TASK TO CARRY OUT —
Each line containing the word "pixels" needs to be copied.

Records contained in a dataset
— BEGIN —

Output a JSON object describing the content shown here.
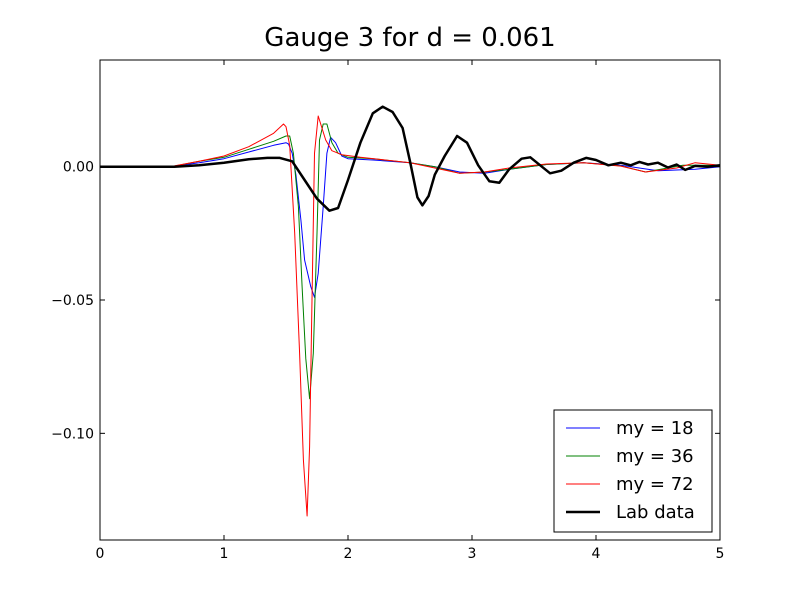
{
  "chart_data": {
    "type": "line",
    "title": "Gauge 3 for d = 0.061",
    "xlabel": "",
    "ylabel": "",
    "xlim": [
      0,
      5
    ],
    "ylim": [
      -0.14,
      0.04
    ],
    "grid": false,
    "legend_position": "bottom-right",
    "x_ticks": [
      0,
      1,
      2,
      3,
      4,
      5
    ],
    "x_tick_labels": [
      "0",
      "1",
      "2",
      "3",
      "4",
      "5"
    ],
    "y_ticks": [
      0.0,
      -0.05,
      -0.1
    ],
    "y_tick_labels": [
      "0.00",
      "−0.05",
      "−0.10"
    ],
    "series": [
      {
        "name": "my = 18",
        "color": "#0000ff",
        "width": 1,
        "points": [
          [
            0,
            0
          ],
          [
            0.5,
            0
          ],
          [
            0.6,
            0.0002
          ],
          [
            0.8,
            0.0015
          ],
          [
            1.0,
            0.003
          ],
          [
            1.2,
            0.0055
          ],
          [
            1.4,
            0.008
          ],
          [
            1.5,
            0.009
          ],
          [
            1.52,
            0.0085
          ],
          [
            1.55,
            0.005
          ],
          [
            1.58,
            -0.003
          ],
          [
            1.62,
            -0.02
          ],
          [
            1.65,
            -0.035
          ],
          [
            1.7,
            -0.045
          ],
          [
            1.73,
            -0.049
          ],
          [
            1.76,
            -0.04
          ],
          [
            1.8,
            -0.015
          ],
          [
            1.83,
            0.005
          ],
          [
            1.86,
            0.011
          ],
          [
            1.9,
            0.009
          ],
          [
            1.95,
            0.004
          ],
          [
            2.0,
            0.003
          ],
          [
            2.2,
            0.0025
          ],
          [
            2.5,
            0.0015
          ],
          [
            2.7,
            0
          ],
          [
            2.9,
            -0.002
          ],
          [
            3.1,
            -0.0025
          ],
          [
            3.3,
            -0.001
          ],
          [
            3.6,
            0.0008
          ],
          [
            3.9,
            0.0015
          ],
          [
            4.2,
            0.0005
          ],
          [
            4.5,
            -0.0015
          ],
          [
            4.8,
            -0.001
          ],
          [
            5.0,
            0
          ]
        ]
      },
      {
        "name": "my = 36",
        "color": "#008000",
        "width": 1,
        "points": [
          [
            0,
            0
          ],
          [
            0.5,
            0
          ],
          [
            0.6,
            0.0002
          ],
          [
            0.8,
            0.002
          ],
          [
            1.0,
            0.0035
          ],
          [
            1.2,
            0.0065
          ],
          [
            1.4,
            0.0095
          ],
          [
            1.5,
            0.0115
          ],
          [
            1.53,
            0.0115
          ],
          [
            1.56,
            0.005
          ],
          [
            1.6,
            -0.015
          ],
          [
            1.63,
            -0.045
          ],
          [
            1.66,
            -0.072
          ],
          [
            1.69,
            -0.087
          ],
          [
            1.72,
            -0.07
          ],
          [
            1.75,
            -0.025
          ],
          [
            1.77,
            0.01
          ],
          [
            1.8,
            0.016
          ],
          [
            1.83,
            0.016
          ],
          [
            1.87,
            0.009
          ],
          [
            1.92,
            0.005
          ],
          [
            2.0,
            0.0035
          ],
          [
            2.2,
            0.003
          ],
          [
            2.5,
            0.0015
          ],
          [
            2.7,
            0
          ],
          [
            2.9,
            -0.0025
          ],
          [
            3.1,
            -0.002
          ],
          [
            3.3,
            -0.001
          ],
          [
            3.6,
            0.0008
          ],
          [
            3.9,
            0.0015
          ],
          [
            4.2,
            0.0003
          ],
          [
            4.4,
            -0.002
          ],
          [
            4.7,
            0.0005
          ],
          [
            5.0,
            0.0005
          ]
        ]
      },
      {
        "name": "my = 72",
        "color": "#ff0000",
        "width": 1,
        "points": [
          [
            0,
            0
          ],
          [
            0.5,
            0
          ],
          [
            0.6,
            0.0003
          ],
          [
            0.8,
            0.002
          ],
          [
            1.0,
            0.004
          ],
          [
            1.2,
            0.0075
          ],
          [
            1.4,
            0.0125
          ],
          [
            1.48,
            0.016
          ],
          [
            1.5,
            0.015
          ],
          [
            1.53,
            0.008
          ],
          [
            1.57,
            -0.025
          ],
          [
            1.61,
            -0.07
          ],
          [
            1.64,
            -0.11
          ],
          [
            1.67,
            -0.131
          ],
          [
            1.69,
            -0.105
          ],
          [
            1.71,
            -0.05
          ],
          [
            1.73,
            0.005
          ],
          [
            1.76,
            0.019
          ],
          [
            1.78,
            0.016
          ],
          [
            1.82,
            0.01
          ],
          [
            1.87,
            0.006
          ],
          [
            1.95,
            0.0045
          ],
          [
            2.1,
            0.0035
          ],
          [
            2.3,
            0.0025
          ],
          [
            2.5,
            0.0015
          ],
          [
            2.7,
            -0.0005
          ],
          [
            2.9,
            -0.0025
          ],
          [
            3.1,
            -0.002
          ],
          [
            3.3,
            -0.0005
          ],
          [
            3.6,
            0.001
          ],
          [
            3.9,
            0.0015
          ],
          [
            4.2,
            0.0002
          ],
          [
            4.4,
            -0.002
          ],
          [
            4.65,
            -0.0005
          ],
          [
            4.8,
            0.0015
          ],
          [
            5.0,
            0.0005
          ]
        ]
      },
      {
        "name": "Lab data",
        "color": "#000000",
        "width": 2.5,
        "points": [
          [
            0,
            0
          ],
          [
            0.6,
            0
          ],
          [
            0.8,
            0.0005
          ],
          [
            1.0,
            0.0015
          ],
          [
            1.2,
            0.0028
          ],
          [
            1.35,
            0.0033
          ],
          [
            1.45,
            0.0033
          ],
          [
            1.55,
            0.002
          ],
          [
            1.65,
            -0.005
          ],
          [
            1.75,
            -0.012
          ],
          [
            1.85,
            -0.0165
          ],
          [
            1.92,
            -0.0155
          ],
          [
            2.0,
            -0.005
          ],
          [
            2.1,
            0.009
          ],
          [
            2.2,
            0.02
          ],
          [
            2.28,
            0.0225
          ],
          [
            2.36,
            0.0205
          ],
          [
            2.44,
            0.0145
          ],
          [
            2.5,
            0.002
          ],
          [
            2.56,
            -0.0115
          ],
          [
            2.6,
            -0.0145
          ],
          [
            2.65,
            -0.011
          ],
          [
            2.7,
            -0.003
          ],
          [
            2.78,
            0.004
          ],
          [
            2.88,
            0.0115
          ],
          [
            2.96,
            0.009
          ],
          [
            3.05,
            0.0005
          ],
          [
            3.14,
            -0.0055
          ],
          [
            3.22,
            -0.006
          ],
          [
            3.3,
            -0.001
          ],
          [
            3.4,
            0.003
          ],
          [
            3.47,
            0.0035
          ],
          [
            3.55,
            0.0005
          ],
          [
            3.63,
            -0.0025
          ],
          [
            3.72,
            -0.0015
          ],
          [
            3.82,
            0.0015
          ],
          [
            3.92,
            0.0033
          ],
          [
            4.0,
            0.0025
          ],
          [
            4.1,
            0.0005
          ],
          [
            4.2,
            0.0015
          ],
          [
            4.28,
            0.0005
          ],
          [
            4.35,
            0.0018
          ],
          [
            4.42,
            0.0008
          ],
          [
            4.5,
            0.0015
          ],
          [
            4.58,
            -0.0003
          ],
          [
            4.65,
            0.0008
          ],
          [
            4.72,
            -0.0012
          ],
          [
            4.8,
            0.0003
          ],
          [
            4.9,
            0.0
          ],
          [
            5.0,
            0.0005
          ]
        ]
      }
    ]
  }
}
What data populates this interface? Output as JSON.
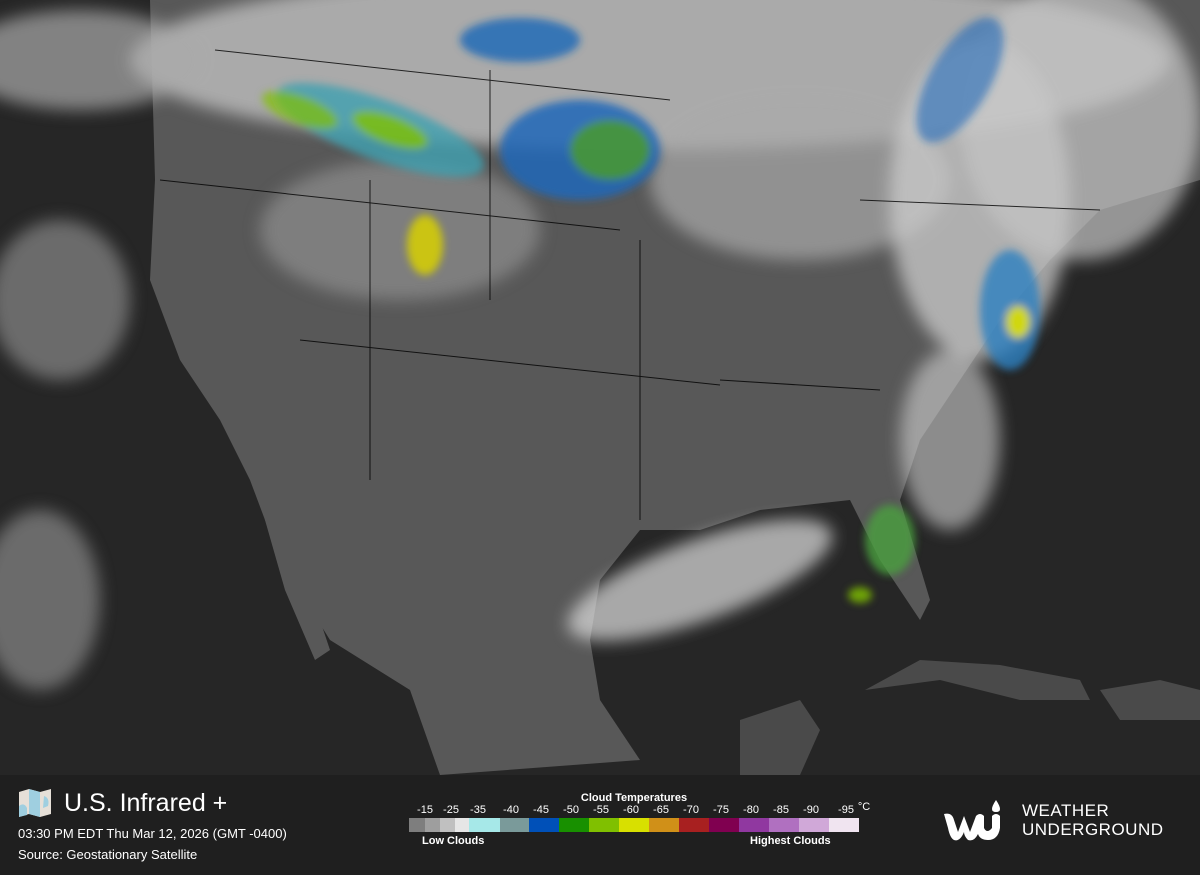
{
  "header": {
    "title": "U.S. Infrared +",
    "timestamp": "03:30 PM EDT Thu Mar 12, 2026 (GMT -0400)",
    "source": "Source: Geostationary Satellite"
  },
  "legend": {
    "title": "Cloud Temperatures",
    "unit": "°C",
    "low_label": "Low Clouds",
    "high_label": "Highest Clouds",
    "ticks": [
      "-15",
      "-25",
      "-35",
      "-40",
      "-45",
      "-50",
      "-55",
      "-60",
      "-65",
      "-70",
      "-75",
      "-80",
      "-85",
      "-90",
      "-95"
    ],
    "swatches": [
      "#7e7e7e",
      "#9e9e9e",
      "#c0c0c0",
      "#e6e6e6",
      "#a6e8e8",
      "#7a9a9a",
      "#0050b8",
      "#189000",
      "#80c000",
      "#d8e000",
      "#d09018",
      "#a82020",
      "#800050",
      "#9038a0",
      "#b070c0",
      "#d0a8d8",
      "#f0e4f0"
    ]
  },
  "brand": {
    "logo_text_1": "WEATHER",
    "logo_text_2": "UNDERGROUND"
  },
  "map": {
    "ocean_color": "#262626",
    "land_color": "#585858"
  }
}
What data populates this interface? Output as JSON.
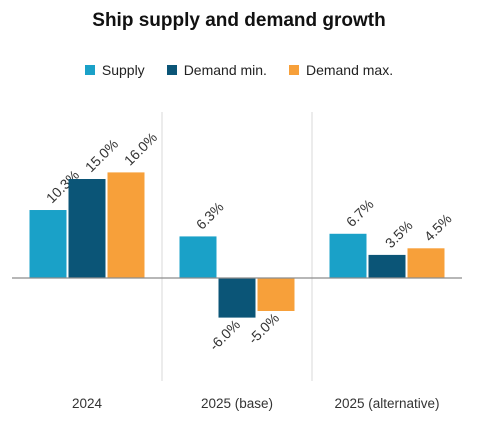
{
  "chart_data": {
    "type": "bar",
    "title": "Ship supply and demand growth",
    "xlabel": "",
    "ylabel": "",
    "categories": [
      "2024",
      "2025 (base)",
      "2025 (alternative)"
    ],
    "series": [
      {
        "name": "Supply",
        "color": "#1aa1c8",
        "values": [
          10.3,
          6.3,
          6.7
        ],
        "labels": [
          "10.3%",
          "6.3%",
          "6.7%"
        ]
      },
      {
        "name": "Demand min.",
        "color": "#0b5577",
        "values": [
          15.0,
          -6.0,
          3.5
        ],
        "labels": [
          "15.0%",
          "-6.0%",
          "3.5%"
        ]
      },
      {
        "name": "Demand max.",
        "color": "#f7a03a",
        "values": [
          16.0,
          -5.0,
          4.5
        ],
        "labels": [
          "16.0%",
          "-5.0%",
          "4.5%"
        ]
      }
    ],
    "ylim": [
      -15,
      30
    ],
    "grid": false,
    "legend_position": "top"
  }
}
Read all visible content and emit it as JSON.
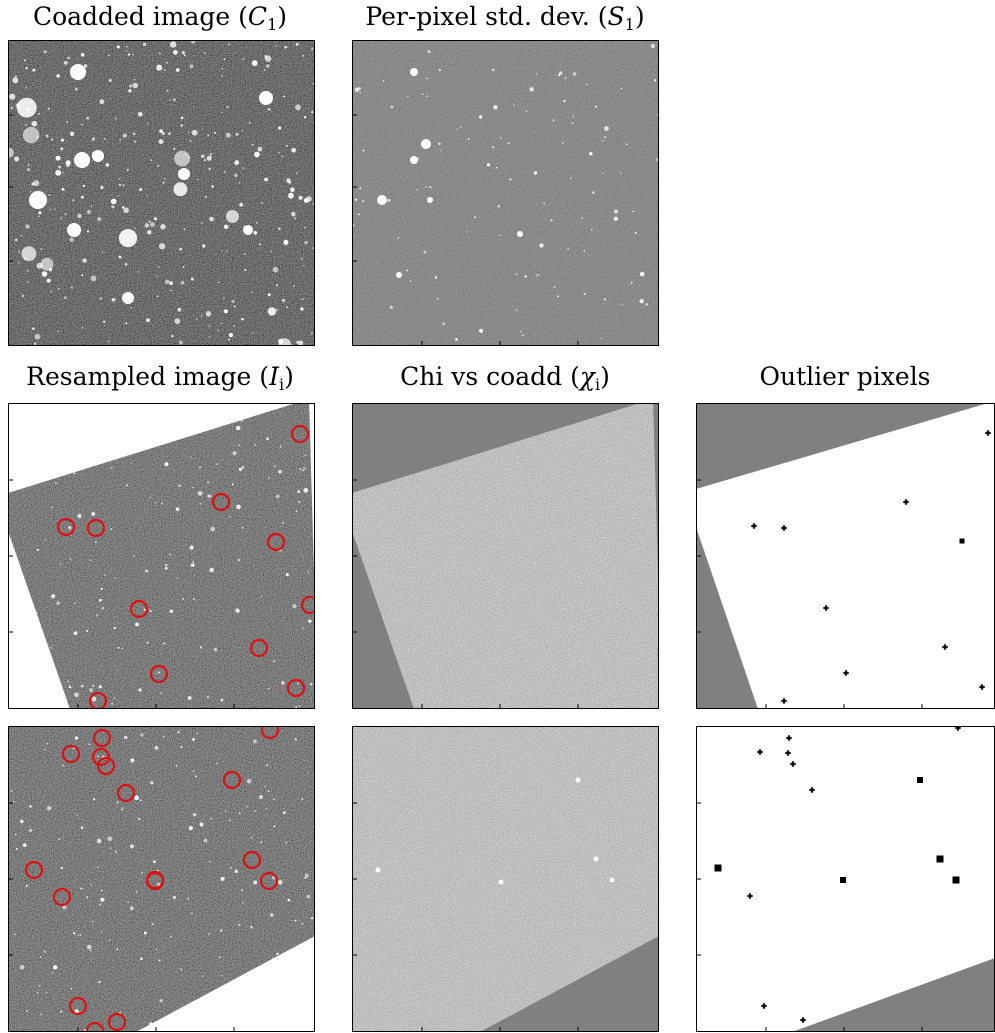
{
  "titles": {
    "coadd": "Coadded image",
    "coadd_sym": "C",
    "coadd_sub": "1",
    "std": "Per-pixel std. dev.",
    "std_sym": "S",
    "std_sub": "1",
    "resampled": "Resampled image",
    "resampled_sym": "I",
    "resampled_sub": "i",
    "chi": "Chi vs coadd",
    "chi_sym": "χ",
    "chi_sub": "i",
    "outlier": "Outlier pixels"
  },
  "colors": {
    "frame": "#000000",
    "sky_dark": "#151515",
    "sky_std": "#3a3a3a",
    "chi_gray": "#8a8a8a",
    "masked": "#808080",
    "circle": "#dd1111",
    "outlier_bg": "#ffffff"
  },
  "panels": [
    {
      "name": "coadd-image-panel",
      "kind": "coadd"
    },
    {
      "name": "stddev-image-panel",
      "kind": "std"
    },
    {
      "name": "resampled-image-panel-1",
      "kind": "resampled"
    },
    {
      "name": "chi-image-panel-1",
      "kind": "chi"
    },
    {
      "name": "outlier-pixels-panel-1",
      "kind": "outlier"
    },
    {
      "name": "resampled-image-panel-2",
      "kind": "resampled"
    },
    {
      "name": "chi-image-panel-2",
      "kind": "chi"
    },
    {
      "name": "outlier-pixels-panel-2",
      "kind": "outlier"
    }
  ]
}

— END —

RESPONSE TO THIS TASK —
    "outlier": "Outlier pixels"
      "name": "outlier-pixels-panel-1",
      "name": "outlier-pixels-panel-2",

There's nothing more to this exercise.